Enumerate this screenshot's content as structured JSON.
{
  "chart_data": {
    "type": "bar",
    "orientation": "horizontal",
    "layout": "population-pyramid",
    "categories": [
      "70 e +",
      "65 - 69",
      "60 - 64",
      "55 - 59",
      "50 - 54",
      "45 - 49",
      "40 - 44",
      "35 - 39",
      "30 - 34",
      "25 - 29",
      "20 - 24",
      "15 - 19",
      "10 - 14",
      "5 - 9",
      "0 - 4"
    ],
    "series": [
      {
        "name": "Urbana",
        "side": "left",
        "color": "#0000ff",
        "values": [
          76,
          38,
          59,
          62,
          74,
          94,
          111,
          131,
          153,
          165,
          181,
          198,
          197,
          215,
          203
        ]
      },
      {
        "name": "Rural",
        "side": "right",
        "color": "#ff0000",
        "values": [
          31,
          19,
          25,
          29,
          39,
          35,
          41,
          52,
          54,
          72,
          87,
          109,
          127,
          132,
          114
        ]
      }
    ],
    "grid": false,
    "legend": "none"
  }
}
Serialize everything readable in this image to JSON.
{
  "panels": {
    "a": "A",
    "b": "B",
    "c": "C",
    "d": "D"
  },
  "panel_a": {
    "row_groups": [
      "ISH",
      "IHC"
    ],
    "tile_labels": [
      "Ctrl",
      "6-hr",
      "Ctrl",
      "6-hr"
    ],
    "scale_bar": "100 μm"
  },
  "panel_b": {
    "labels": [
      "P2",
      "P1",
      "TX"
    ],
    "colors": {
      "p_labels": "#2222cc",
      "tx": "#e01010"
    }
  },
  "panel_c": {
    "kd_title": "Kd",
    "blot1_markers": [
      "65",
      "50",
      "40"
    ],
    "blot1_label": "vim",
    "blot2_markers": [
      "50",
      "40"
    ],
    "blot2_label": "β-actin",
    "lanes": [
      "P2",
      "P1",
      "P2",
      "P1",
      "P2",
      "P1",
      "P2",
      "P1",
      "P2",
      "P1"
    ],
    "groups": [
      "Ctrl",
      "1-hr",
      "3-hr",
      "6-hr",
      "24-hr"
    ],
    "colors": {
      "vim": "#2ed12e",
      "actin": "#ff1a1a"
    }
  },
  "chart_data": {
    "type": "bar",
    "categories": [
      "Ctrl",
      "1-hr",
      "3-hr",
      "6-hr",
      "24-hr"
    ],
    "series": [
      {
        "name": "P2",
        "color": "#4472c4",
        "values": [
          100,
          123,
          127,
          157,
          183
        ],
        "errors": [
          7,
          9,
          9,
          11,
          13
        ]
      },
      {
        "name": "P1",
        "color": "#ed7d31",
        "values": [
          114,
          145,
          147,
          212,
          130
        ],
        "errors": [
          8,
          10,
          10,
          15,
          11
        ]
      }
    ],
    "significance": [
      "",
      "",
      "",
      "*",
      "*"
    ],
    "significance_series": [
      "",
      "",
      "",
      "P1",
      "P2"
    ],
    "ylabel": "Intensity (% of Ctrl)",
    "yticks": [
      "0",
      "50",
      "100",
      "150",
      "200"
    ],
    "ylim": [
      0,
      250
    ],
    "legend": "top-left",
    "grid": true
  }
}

** GOAL **
Pull every line holding "JSON" out of the records.

** EXPECTED OUTPUT **
Enumerate this screenshot's content as structured JSON.
Serialize everything readable in this image to JSON.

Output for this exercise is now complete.